- Input for this task
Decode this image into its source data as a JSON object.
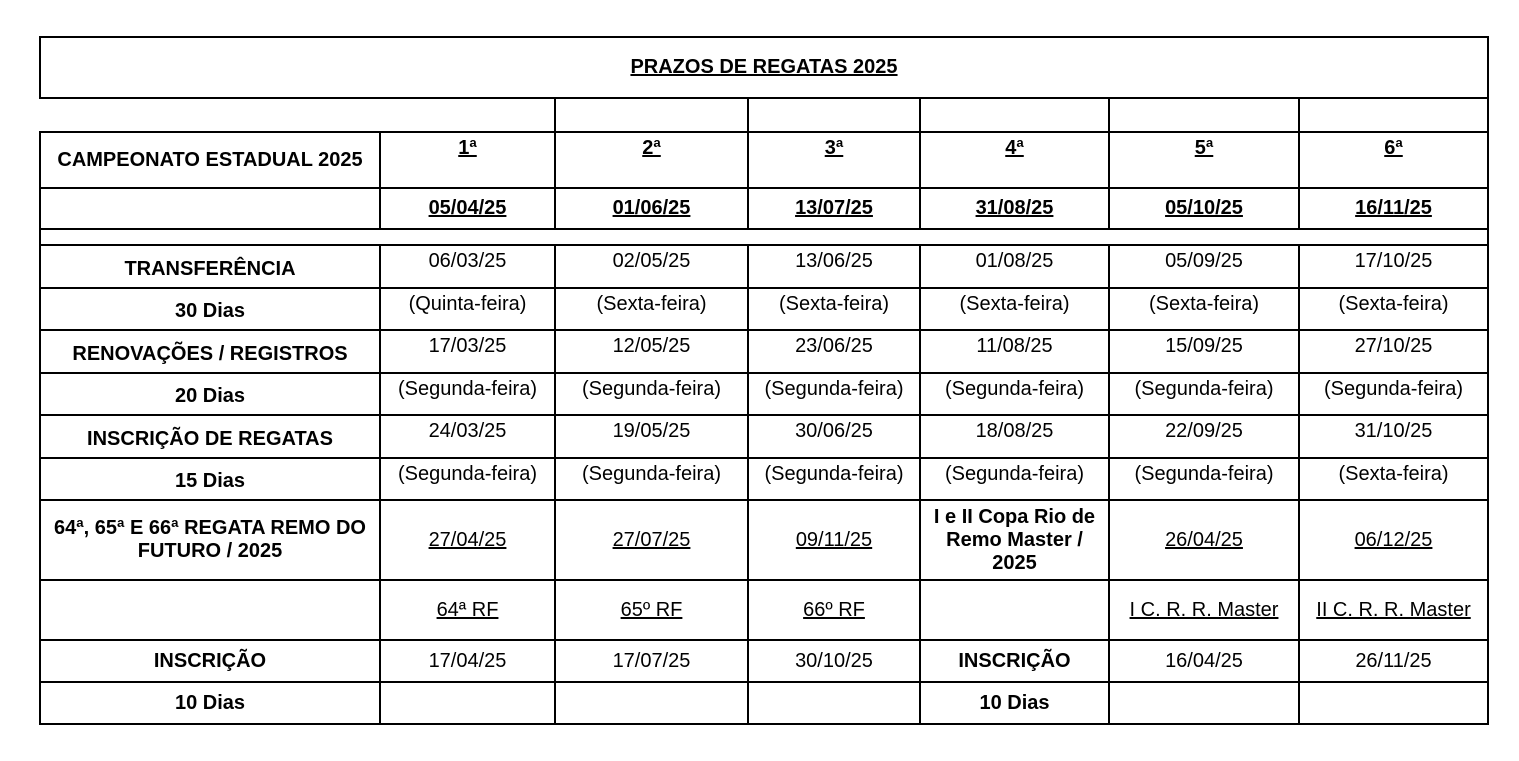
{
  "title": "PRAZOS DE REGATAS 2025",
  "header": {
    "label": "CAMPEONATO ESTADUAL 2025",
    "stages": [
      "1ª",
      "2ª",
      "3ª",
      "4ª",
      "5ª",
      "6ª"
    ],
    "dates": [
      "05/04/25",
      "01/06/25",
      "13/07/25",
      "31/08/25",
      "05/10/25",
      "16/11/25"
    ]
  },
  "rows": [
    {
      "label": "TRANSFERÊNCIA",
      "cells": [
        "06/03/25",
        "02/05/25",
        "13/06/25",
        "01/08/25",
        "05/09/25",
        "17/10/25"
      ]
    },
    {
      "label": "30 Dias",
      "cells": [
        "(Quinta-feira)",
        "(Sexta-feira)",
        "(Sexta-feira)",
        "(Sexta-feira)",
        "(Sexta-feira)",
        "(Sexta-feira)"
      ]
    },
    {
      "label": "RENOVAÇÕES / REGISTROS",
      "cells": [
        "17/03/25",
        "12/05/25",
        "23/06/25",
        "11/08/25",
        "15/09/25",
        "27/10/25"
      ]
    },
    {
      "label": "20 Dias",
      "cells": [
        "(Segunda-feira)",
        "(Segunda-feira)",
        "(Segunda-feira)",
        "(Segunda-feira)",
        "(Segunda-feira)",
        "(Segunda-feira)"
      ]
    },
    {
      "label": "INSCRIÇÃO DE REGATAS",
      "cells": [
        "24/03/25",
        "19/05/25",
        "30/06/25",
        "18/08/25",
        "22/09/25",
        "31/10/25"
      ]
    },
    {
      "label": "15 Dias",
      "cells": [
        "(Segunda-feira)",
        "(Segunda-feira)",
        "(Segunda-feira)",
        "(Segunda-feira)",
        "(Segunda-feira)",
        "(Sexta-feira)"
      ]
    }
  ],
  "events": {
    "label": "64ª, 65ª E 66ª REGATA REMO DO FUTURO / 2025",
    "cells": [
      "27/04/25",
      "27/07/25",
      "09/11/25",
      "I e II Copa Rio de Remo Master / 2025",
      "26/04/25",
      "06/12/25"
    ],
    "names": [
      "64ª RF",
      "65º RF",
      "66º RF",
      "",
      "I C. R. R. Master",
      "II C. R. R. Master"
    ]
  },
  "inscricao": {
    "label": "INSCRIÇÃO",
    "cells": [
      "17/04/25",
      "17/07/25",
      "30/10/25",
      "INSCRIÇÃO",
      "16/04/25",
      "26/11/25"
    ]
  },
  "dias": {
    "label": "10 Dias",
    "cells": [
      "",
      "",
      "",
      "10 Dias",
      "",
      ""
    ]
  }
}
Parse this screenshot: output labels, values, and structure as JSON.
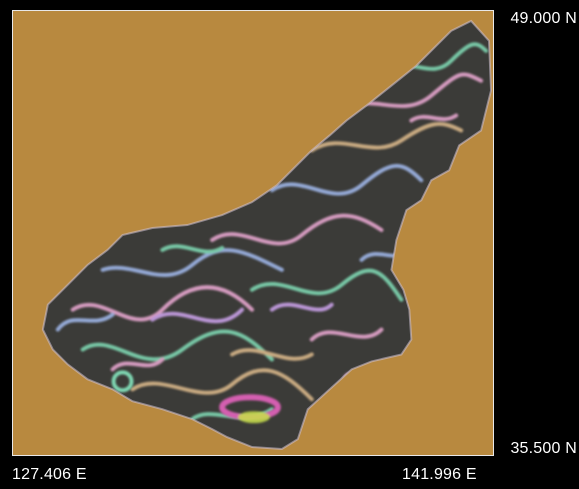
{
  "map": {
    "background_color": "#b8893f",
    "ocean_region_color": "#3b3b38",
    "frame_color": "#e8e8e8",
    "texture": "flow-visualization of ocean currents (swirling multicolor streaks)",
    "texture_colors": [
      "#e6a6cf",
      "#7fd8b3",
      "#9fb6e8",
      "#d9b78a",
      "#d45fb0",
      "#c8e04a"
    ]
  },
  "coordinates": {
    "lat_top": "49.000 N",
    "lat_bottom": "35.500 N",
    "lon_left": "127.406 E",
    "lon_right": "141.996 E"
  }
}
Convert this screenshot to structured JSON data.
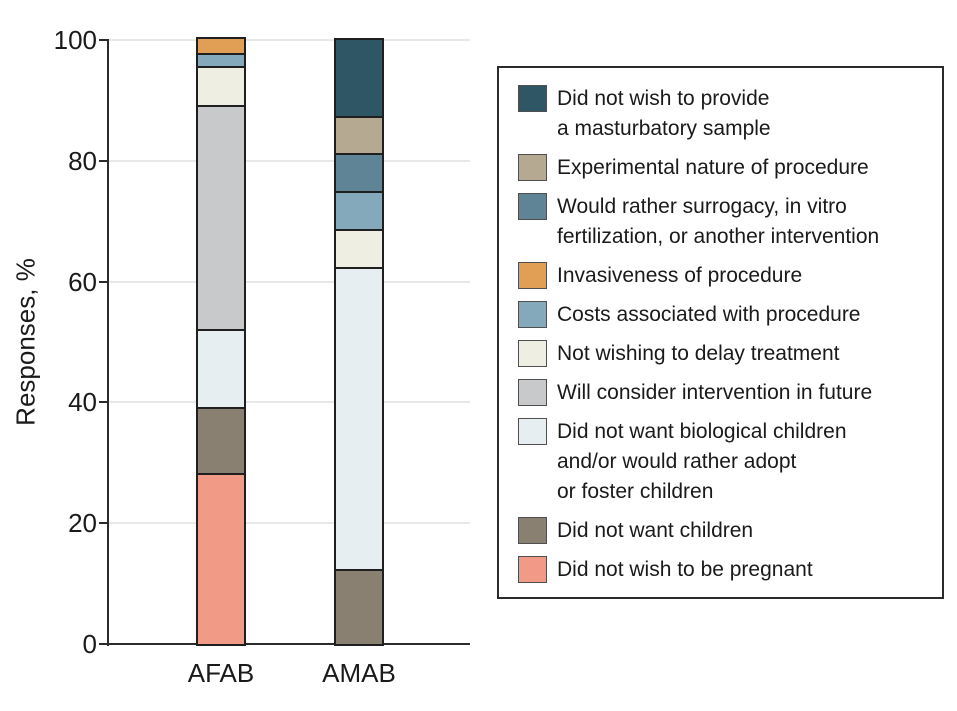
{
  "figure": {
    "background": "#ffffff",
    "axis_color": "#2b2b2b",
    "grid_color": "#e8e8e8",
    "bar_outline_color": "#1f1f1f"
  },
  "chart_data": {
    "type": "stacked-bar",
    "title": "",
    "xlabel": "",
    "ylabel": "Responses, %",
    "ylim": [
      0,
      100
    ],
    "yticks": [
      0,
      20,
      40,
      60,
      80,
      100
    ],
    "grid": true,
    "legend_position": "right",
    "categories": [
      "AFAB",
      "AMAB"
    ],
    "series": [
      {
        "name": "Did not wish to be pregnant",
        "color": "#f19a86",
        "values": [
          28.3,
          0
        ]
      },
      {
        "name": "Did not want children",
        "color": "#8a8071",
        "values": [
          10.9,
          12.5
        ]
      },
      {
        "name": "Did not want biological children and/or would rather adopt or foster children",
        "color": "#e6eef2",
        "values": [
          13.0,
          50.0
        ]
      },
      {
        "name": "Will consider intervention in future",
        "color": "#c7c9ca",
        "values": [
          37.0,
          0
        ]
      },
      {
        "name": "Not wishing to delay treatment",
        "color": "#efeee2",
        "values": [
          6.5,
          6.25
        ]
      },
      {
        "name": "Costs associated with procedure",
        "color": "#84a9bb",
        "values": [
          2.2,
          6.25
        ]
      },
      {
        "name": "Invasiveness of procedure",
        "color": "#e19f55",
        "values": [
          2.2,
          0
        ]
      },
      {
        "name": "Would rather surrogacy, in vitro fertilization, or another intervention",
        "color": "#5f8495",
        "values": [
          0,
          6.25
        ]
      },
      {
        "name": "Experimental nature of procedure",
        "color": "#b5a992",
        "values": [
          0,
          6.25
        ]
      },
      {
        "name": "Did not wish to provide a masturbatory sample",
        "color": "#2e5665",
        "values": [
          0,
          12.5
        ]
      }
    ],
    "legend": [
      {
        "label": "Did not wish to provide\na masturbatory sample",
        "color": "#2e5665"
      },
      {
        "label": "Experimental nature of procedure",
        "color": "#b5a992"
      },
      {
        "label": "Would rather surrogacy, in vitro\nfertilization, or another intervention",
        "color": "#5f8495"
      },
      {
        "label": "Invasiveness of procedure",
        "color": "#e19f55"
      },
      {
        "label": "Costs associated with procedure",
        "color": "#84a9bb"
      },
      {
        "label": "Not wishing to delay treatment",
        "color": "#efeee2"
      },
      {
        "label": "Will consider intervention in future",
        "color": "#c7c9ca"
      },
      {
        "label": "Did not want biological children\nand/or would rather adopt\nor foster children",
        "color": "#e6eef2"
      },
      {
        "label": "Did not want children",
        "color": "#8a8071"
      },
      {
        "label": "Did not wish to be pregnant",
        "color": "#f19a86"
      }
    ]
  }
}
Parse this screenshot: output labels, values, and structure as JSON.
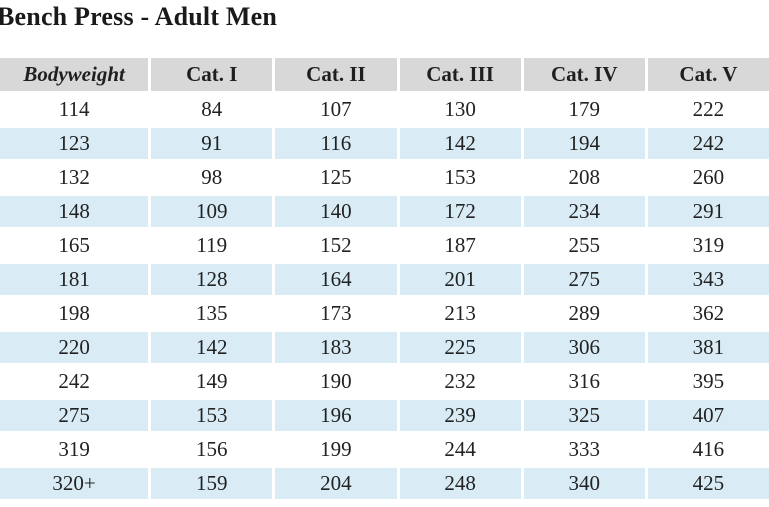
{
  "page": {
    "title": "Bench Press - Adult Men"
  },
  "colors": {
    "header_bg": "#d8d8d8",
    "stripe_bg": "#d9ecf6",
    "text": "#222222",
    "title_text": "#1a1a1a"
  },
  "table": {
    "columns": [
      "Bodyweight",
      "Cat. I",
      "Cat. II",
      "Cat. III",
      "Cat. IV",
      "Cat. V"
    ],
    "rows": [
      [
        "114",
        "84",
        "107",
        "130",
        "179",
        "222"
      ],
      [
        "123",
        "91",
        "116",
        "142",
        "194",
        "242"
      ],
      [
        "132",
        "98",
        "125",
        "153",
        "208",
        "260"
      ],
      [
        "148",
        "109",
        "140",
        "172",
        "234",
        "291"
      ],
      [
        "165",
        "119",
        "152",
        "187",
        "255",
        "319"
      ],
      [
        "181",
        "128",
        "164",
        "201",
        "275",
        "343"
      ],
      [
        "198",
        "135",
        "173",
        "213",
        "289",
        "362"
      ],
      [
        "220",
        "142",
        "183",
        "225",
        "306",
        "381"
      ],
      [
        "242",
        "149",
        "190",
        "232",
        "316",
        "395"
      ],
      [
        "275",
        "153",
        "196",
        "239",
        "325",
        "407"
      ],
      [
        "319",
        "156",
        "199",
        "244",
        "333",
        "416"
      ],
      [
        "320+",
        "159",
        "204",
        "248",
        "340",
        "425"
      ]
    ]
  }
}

- Exercise brief
Select, from the listing, all lines that include the word "rather".

- Answer for this exercise
        "name": "Did not want biological children and/or would rather adopt or foster children",
        "name": "Would rather surrogacy, in vitro fertilization, or another intervention",
        "label": "Would rather surrogacy, in vitro\nfertilization, or another intervention",
        "label": "Did not want biological children\nand/or would rather adopt\nor foster children",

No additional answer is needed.